>> START

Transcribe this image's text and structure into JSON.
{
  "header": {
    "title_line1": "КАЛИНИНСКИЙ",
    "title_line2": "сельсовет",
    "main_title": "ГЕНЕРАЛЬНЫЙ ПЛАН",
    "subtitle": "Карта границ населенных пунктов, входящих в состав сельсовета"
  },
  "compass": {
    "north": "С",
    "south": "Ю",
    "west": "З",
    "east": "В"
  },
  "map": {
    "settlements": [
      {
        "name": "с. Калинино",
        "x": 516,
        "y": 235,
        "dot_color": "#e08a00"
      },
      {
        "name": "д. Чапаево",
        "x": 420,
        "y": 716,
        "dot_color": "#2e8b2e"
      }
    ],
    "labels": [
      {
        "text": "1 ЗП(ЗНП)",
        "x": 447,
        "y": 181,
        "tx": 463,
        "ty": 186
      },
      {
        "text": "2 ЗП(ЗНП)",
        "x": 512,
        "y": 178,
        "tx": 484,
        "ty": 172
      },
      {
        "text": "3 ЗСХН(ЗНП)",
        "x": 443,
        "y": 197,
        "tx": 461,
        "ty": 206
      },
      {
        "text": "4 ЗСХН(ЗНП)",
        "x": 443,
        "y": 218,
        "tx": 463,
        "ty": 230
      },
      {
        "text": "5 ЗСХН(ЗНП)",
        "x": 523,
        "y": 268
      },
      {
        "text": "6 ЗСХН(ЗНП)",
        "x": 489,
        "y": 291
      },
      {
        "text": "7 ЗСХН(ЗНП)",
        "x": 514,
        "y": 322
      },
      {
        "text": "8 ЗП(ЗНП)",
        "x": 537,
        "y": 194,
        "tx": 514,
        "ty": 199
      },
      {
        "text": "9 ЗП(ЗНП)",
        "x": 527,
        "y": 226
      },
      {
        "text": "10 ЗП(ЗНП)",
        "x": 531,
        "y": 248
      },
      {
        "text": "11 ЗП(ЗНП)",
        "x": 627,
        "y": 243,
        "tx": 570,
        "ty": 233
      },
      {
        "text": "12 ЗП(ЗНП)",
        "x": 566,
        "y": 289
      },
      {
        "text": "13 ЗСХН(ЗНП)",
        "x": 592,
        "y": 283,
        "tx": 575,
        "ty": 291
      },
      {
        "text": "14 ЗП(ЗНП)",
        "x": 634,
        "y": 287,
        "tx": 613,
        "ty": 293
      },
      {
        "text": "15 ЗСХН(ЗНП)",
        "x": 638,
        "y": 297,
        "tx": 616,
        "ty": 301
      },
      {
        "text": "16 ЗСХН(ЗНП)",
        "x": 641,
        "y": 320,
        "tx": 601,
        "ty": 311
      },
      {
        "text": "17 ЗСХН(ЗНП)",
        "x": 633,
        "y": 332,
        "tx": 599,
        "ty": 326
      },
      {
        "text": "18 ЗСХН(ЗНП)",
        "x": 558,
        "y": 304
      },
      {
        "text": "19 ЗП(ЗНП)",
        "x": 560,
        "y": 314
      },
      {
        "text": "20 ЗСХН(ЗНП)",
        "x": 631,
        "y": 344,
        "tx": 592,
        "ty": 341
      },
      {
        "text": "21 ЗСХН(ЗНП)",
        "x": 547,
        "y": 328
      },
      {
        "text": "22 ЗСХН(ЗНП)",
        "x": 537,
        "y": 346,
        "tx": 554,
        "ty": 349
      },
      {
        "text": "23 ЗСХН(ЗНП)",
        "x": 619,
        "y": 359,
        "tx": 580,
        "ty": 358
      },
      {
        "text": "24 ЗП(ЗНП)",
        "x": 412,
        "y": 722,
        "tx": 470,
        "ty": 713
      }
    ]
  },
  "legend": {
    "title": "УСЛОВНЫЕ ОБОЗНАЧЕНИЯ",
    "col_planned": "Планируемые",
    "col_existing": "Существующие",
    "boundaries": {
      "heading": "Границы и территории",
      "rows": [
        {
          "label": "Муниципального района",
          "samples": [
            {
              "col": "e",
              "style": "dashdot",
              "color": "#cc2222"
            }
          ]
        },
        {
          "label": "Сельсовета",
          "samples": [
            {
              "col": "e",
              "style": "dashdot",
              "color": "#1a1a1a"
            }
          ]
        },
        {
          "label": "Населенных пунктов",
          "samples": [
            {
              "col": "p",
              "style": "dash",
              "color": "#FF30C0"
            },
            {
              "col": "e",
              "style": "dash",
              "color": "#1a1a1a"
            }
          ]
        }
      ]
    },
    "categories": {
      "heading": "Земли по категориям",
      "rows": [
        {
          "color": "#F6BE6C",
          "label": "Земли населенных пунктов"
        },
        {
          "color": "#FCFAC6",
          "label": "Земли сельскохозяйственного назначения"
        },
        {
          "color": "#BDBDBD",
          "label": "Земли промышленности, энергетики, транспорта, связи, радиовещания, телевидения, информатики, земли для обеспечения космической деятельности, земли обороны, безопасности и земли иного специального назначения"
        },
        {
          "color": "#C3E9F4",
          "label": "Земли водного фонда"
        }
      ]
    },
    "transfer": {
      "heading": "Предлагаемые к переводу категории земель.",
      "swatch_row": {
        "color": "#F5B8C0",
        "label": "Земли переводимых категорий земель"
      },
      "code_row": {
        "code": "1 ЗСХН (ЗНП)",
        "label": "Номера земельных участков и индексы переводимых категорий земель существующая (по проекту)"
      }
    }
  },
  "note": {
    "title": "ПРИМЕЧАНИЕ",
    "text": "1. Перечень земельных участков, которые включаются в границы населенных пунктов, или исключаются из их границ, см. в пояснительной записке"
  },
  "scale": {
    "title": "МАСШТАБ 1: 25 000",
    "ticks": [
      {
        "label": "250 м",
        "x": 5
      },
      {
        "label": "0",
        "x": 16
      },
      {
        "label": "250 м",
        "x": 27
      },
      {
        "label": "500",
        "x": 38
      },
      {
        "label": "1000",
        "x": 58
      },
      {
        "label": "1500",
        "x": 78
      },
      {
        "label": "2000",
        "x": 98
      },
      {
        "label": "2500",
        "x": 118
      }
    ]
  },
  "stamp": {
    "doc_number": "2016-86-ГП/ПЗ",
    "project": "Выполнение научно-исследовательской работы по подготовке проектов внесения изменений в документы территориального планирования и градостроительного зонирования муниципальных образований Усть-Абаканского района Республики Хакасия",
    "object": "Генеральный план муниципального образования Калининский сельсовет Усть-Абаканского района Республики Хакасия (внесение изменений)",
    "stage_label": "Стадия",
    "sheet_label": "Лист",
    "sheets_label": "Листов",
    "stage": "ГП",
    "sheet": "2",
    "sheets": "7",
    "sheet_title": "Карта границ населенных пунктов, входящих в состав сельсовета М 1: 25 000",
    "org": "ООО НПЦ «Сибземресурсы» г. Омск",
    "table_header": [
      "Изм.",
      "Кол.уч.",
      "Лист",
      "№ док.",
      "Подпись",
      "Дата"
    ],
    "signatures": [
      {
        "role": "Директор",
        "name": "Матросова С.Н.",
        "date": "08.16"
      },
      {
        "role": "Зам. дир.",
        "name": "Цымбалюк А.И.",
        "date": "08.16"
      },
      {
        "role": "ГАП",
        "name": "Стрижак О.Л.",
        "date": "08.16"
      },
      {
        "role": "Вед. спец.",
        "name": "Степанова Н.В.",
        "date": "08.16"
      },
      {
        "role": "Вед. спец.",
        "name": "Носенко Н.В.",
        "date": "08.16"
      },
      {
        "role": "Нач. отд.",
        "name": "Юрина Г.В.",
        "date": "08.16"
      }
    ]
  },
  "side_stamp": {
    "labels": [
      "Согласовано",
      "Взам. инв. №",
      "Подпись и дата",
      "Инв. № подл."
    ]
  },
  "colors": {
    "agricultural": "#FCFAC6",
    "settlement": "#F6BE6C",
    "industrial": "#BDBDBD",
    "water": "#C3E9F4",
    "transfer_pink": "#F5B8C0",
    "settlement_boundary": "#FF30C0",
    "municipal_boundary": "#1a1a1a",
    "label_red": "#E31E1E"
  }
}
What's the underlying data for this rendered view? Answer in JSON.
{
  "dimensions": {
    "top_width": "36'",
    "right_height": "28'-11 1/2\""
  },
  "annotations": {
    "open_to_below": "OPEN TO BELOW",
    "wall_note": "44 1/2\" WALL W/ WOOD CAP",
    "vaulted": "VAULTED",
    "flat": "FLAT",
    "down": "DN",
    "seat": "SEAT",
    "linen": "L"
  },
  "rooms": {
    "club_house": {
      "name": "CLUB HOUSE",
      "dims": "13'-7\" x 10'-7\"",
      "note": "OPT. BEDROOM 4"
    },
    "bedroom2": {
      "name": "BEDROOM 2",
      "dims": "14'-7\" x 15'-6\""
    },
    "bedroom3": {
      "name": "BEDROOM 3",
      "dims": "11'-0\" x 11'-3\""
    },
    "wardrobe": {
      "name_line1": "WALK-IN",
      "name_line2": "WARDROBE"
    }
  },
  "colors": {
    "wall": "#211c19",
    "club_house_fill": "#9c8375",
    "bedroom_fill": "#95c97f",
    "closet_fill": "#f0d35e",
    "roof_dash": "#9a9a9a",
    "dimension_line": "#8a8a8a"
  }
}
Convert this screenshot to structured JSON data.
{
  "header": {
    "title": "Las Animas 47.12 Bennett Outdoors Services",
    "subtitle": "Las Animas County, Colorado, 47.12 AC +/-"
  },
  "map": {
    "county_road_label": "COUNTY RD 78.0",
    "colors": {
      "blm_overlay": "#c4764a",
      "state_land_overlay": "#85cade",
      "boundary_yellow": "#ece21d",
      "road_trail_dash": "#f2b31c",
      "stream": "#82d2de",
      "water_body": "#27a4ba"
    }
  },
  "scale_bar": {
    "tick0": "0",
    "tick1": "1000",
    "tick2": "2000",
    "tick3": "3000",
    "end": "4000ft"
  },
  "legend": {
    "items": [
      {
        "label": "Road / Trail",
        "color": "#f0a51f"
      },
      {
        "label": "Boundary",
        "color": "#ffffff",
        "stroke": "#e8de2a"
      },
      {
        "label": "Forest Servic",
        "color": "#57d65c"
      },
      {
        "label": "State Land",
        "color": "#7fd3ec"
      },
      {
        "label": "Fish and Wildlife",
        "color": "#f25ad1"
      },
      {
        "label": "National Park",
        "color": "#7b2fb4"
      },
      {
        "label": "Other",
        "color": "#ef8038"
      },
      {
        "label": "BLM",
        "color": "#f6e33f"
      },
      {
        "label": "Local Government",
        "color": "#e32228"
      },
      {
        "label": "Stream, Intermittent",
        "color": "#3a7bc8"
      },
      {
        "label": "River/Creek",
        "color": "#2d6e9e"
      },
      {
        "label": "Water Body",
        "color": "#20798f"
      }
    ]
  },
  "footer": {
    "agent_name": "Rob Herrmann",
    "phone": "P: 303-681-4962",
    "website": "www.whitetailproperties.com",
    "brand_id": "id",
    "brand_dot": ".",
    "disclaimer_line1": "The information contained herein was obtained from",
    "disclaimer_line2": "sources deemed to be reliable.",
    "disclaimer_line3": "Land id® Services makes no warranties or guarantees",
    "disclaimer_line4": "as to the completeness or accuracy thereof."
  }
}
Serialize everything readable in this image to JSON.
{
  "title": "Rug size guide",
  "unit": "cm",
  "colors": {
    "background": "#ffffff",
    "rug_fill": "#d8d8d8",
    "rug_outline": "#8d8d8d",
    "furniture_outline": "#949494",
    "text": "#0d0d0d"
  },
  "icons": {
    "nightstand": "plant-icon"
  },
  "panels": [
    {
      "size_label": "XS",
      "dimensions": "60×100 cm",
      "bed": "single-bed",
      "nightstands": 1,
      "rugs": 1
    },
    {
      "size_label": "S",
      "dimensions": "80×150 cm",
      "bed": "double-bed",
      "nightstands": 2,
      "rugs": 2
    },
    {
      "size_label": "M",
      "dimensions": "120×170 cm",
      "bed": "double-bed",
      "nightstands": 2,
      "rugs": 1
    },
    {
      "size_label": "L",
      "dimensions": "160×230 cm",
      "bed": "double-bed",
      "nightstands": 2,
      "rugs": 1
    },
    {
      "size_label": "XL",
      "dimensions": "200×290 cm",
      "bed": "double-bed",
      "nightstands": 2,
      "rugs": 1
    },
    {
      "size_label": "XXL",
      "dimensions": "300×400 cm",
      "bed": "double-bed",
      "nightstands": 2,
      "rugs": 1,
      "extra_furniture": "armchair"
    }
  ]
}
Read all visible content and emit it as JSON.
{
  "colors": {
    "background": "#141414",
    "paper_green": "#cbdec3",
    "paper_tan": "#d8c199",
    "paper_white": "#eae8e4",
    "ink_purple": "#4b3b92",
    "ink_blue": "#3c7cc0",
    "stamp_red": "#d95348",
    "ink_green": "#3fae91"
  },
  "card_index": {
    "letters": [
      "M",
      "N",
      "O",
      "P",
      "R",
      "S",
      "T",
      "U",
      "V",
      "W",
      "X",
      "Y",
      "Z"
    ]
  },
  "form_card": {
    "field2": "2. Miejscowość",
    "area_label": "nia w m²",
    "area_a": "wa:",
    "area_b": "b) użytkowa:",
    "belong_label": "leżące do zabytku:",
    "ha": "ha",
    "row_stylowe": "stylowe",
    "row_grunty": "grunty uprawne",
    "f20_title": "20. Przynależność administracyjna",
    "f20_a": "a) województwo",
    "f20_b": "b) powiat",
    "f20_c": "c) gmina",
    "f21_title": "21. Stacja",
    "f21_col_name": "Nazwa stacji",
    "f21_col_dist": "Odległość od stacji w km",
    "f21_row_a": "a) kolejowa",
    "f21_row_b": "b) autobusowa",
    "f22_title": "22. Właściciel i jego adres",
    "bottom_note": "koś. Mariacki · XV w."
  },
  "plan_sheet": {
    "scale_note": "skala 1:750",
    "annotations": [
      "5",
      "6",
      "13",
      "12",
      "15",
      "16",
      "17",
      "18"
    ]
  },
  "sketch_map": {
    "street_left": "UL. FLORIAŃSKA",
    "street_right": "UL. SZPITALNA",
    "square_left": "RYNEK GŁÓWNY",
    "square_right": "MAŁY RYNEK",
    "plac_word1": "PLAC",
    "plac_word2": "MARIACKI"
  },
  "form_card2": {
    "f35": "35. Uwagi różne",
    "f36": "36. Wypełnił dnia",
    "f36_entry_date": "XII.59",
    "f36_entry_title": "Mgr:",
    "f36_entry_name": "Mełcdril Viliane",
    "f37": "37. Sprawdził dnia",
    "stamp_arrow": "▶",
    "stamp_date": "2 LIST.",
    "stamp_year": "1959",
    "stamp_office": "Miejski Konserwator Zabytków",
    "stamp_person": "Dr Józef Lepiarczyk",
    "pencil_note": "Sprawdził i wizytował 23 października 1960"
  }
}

>> END

**Given task:** Whenever "image" turns up in a line, pick that line out.

**Answer:**
Transcribe this image's text and structure into JSON.
Serialize everything readable in this image to JSON.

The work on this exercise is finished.